Set down each entry from the block beneath, exactly as written.

Data entries
* * * * *

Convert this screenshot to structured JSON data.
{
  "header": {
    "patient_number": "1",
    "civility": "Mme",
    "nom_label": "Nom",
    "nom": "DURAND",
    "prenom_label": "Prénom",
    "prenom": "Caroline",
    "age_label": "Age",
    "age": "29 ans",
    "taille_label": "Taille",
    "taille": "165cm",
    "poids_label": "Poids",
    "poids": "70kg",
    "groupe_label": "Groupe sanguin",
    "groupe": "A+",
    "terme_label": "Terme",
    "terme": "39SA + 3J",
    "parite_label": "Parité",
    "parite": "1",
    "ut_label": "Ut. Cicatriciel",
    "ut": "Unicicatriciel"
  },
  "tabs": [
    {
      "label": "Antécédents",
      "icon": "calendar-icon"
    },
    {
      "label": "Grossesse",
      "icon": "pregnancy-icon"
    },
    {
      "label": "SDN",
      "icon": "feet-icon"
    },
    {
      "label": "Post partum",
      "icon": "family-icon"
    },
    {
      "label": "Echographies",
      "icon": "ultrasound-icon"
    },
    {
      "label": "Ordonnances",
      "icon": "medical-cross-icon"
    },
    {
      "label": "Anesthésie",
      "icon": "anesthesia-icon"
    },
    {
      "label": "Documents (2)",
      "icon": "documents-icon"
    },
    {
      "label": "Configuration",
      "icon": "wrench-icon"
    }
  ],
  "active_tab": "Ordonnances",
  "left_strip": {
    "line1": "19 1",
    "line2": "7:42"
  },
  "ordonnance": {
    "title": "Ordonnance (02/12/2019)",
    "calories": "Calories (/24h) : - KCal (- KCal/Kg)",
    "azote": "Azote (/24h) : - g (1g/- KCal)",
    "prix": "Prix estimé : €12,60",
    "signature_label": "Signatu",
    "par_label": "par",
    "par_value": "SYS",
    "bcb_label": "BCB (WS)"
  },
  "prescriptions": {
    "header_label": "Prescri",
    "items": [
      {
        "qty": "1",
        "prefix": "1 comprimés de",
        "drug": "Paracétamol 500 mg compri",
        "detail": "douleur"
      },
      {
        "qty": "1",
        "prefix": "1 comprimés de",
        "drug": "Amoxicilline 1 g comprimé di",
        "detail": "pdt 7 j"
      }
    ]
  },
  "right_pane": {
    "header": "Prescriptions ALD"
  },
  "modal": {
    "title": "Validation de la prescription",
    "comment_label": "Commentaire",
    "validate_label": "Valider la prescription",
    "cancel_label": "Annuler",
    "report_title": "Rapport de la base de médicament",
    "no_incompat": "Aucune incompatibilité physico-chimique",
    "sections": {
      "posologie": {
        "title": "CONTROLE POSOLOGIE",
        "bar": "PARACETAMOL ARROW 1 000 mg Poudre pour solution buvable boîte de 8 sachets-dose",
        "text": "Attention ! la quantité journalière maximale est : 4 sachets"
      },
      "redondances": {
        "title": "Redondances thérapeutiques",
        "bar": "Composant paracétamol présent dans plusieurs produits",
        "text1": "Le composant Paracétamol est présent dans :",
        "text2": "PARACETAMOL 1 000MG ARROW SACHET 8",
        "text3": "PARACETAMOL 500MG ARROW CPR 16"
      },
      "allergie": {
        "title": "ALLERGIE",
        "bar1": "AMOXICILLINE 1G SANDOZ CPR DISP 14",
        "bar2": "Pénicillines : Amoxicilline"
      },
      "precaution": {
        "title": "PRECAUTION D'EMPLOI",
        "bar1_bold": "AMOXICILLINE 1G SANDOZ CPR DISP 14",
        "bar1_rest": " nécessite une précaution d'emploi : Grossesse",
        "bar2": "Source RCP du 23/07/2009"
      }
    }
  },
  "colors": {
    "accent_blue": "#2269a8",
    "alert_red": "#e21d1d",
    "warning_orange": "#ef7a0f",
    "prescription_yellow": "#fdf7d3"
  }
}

* * * * *

**TASK SOLUTION**
Convert this screenshot to structured JSON data.
{
  "header": {
    "patient_number": "1",
    "civility": "Mme",
    "nom_label": "Nom",
    "nom": "DURAND",
    "prenom_label": "Prénom",
    "prenom": "Caroline",
    "age_label": "Age",
    "age": "29 ans",
    "taille_label": "Taille",
    "taille": "165cm",
    "poids_label": "Poids",
    "poids": "70kg",
    "groupe_label": "Groupe sanguin",
    "groupe": "A+",
    "terme_label": "Terme",
    "terme": "39SA + 3J",
    "parite_label": "Parité",
    "parite": "1",
    "ut_label": "Ut. Cicatriciel",
    "ut": "Unicicatriciel"
  },
  "tabs": [
    {
      "label": "Antécédents",
      "icon": "calendar-icon"
    },
    {
      "label": "Grossesse",
      "icon": "pregnancy-icon"
    },
    {
      "label": "SDN",
      "icon": "feet-icon"
    },
    {
      "label": "Post partum",
      "icon": "family-icon"
    },
    {
      "label": "Echographies",
      "icon": "ultrasound-icon"
    },
    {
      "label": "Ordonnances",
      "icon": "medical-cross-icon"
    },
    {
      "label": "Anesthésie",
      "icon": "anesthesia-icon"
    },
    {
      "label": "Documents (2)",
      "icon": "documents-icon"
    },
    {
      "label": "Configuration",
      "icon": "wrench-icon"
    }
  ],
  "active_tab": "Ordonnances",
  "left_strip": {
    "line1": "19 1",
    "line2": "7:42"
  },
  "ordonnance": {
    "title": "Ordonnance (02/12/2019)",
    "calories": "Calories (/24h) : - KCal (- KCal/Kg)",
    "azote": "Azote (/24h) : - g (1g/- KCal)",
    "prix": "Prix estimé : €12,60",
    "signature_label": "Signatu",
    "par_label": "par",
    "par_value": "SYS",
    "bcb_label": "BCB (WS)"
  },
  "prescriptions": {
    "header_label": "Prescri",
    "items": [
      {
        "qty": "1",
        "prefix": "1 comprimés de",
        "drug": "Paracétamol 500 mg compri",
        "detail": "douleur"
      },
      {
        "qty": "1",
        "prefix": "1 comprimés de",
        "drug": "Amoxicilline 1 g comprimé di",
        "detail": "pdt 7 j"
      }
    ]
  },
  "right_pane": {
    "header": "Prescriptions ALD"
  },
  "modal": {
    "title": "Validation de la prescription",
    "comment_label": "Commentaire",
    "validate_label": "Valider la prescription",
    "cancel_label": "Annuler",
    "report_title": "Rapport de la base de médicament",
    "no_incompat": "Aucune incompatibilité physico-chimique",
    "sections": {
      "posologie": {
        "title": "CONTROLE POSOLOGIE",
        "bar": "PARACETAMOL ARROW 1 000 mg Poudre pour solution buvable boîte de 8 sachets-dose",
        "text": "Attention ! la quantité journalière maximale est : 4 sachets"
      },
      "redondances": {
        "title": "Redondances thérapeutiques",
        "bar": "Composant paracétamol présent dans plusieurs produits",
        "text1": "Le composant Paracétamol est présent dans :",
        "text2": "PARACETAMOL 1 000MG ARROW SACHET 8",
        "text3": "PARACETAMOL 500MG ARROW CPR 16"
      },
      "allergie": {
        "title": "ALLERGIE",
        "bar1": "AMOXICILLINE 1G SANDOZ CPR DISP 14",
        "bar2": "Pénicillines : Amoxicilline"
      },
      "precaution": {
        "title": "PRECAUTION D'EMPLOI",
        "bar1_bold": "AMOXICILLINE 1G SANDOZ CPR DISP 14",
        "bar1_rest": " nécessite une précaution d'emploi : Grossesse",
        "bar2": "Source RCP du 23/07/2009"
      }
    }
  },
  "colors": {
    "accent_blue": "#2269a8",
    "alert_red": "#e21d1d",
    "warning_orange": "#ef7a0f",
    "prescription_yellow": "#fdf7d3"
  }
}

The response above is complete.